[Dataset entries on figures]
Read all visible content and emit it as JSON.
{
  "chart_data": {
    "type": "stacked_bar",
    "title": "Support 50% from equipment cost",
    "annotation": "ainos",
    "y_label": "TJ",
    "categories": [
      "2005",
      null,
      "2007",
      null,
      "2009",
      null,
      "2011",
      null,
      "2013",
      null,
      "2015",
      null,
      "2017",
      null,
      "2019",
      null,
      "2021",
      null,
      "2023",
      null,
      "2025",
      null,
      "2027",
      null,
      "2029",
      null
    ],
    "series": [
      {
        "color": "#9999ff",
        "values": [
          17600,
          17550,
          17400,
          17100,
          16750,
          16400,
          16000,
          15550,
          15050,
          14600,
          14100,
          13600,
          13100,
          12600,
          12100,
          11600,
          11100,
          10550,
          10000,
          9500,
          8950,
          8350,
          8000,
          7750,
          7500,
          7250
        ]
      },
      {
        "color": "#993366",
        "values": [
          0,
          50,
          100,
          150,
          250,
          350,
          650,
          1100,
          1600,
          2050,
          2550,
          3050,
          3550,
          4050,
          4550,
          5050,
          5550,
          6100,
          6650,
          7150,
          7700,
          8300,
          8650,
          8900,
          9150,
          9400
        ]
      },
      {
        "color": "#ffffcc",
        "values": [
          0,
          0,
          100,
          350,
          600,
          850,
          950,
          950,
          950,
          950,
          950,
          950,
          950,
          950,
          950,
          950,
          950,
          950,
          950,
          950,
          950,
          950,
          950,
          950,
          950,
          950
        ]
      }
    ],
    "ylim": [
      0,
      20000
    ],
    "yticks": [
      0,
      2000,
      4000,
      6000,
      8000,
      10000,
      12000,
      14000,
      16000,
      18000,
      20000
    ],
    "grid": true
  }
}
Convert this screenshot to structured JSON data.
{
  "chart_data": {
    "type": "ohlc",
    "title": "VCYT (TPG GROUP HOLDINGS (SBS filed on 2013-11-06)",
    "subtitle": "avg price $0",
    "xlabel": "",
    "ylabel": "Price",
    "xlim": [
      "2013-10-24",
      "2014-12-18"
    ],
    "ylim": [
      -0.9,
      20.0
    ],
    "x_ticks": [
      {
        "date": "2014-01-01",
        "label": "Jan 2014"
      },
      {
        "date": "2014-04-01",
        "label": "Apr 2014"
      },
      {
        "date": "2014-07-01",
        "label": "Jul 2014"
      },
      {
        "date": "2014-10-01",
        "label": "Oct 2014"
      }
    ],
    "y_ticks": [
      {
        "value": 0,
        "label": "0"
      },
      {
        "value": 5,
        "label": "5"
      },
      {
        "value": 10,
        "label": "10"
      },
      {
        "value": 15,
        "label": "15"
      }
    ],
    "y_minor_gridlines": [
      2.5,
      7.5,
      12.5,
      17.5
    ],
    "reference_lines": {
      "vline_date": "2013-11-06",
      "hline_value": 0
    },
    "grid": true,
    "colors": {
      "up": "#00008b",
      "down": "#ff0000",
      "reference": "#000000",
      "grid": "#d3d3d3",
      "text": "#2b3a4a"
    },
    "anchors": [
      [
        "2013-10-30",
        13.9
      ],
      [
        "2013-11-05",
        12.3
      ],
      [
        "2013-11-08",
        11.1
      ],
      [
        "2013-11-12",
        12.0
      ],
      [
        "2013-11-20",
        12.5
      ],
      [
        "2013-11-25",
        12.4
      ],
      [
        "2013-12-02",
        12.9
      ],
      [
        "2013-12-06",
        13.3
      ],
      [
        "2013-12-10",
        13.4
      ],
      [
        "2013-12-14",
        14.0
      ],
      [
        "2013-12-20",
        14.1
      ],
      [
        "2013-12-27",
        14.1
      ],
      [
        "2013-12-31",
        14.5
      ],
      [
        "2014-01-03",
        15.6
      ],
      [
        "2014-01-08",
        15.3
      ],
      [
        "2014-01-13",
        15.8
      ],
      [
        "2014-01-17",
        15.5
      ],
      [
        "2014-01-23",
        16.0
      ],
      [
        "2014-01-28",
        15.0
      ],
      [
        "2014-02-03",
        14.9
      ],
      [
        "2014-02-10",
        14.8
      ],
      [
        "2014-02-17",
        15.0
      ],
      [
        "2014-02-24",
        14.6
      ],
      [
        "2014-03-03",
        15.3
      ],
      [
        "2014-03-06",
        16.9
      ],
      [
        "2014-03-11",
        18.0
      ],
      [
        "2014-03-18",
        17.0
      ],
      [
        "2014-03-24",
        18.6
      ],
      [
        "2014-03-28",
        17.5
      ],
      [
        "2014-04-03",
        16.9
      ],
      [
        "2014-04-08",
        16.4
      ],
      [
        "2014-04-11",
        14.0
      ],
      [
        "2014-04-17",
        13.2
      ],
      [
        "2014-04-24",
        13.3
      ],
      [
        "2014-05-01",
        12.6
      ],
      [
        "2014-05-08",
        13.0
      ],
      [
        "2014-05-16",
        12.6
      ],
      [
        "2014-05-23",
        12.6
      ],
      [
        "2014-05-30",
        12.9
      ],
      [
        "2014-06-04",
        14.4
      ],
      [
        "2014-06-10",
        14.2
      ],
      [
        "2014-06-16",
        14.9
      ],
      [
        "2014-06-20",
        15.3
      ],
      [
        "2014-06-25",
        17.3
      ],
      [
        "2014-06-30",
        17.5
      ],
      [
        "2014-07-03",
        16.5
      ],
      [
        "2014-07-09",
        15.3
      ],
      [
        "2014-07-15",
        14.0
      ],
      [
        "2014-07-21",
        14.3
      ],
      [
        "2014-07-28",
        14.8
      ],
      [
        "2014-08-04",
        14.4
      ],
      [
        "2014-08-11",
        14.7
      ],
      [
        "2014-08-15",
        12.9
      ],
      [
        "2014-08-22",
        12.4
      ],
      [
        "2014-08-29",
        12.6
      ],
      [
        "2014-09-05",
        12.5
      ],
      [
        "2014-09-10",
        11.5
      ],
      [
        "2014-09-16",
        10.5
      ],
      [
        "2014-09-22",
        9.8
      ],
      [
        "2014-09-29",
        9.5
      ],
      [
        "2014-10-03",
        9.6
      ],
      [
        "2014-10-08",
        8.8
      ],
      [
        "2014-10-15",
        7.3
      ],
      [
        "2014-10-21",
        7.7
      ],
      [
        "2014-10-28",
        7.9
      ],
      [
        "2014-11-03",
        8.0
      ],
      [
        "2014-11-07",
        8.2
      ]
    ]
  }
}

▸ **What to produce**
Each line above is to be repeated exactly.

▸ **Final result**
Read all visible content and emit it as JSON.
{
  "chart_data": {
    "type": "stacked_bar",
    "title": "Support 50% from equipment cost",
    "annotation": "ainos",
    "y_label": "TJ",
    "categories": [
      "2005",
      null,
      "2007",
      null,
      "2009",
      null,
      "2011",
      null,
      "2013",
      null,
      "2015",
      null,
      "2017",
      null,
      "2019",
      null,
      "2021",
      null,
      "2023",
      null,
      "2025",
      null,
      "2027",
      null,
      "2029",
      null
    ],
    "series": [
      {
        "color": "#9999ff",
        "values": [
          17600,
          17550,
          17400,
          17100,
          16750,
          16400,
          16000,
          15550,
          15050,
          14600,
          14100,
          13600,
          13100,
          12600,
          12100,
          11600,
          11100,
          10550,
          10000,
          9500,
          8950,
          8350,
          8000,
          7750,
          7500,
          7250
        ]
      },
      {
        "color": "#993366",
        "values": [
          0,
          50,
          100,
          150,
          250,
          350,
          650,
          1100,
          1600,
          2050,
          2550,
          3050,
          3550,
          4050,
          4550,
          5050,
          5550,
          6100,
          6650,
          7150,
          7700,
          8300,
          8650,
          8900,
          9150,
          9400
        ]
      },
      {
        "color": "#ffffcc",
        "values": [
          0,
          0,
          100,
          350,
          600,
          850,
          950,
          950,
          950,
          950,
          950,
          950,
          950,
          950,
          950,
          950,
          950,
          950,
          950,
          950,
          950,
          950,
          950,
          950,
          950,
          950
        ]
      }
    ],
    "ylim": [
      0,
      20000
    ],
    "yticks": [
      0,
      2000,
      4000,
      6000,
      8000,
      10000,
      12000,
      14000,
      16000,
      18000,
      20000
    ],
    "grid": true
  }
}
Convert this screenshot to structured JSON data.
{
  "chart_data": {
    "type": "ohlc",
    "title": "VCYT (TPG GROUP HOLDINGS (SBS filed on 2013-11-06)",
    "subtitle": "avg price $0",
    "xlabel": "",
    "ylabel": "Price",
    "xlim": [
      "2013-10-24",
      "2014-12-18"
    ],
    "ylim": [
      -0.9,
      20.0
    ],
    "x_ticks": [
      {
        "date": "2014-01-01",
        "label": "Jan 2014"
      },
      {
        "date": "2014-04-01",
        "label": "Apr 2014"
      },
      {
        "date": "2014-07-01",
        "label": "Jul 2014"
      },
      {
        "date": "2014-10-01",
        "label": "Oct 2014"
      }
    ],
    "y_ticks": [
      {
        "value": 0,
        "label": "0"
      },
      {
        "value": 5,
        "label": "5"
      },
      {
        "value": 10,
        "label": "10"
      },
      {
        "value": 15,
        "label": "15"
      }
    ],
    "y_minor_gridlines": [
      2.5,
      7.5,
      12.5,
      17.5
    ],
    "reference_lines": {
      "vline_date": "2013-11-06",
      "hline_value": 0
    },
    "grid": true,
    "colors": {
      "up": "#00008b",
      "down": "#ff0000",
      "reference": "#000000",
      "grid": "#d3d3d3",
      "text": "#2b3a4a"
    },
    "anchors": [
      [
        "2013-10-30",
        13.9
      ],
      [
        "2013-11-05",
        12.3
      ],
      [
        "2013-11-08",
        11.1
      ],
      [
        "2013-11-12",
        12.0
      ],
      [
        "2013-11-20",
        12.5
      ],
      [
        "2013-11-25",
        12.4
      ],
      [
        "2013-12-02",
        12.9
      ],
      [
        "2013-12-06",
        13.3
      ],
      [
        "2013-12-10",
        13.4
      ],
      [
        "2013-12-14",
        14.0
      ],
      [
        "2013-12-20",
        14.1
      ],
      [
        "2013-12-27",
        14.1
      ],
      [
        "2013-12-31",
        14.5
      ],
      [
        "2014-01-03",
        15.6
      ],
      [
        "2014-01-08",
        15.3
      ],
      [
        "2014-01-13",
        15.8
      ],
      [
        "2014-01-17",
        15.5
      ],
      [
        "2014-01-23",
        16.0
      ],
      [
        "2014-01-28",
        15.0
      ],
      [
        "2014-02-03",
        14.9
      ],
      [
        "2014-02-10",
        14.8
      ],
      [
        "2014-02-17",
        15.0
      ],
      [
        "2014-02-24",
        14.6
      ],
      [
        "2014-03-03",
        15.3
      ],
      [
        "2014-03-06",
        16.9
      ],
      [
        "2014-03-11",
        18.0
      ],
      [
        "2014-03-18",
        17.0
      ],
      [
        "2014-03-24",
        18.6
      ],
      [
        "2014-03-28",
        17.5
      ],
      [
        "2014-04-03",
        16.9
      ],
      [
        "2014-04-08",
        16.4
      ],
      [
        "2014-04-11",
        14.0
      ],
      [
        "2014-04-17",
        13.2
      ],
      [
        "2014-04-24",
        13.3
      ],
      [
        "2014-05-01",
        12.6
      ],
      [
        "2014-05-08",
        13.0
      ],
      [
        "2014-05-16",
        12.6
      ],
      [
        "2014-05-23",
        12.6
      ],
      [
        "2014-05-30",
        12.9
      ],
      [
        "2014-06-04",
        14.4
      ],
      [
        "2014-06-10",
        14.2
      ],
      [
        "2014-06-16",
        14.9
      ],
      [
        "2014-06-20",
        15.3
      ],
      [
        "2014-06-25",
        17.3
      ],
      [
        "2014-06-30",
        17.5
      ],
      [
        "2014-07-03",
        16.5
      ],
      [
        "2014-07-09",
        15.3
      ],
      [
        "2014-07-15",
        14.0
      ],
      [
        "2014-07-21",
        14.3
      ],
      [
        "2014-07-28",
        14.8
      ],
      [
        "2014-08-04",
        14.4
      ],
      [
        "2014-08-11",
        14.7
      ],
      [
        "2014-08-15",
        12.9
      ],
      [
        "2014-08-22",
        12.4
      ],
      [
        "2014-08-29",
        12.6
      ],
      [
        "2014-09-05",
        12.5
      ],
      [
        "2014-09-10",
        11.5
      ],
      [
        "2014-09-16",
        10.5
      ],
      [
        "2014-09-22",
        9.8
      ],
      [
        "2014-09-29",
        9.5
      ],
      [
        "2014-10-03",
        9.6
      ],
      [
        "2014-10-08",
        8.8
      ],
      [
        "2014-10-15",
        7.3
      ],
      [
        "2014-10-21",
        7.7
      ],
      [
        "2014-10-28",
        7.9
      ],
      [
        "2014-11-03",
        8.0
      ],
      [
        "2014-11-07",
        8.2
      ]
    ]
  }
}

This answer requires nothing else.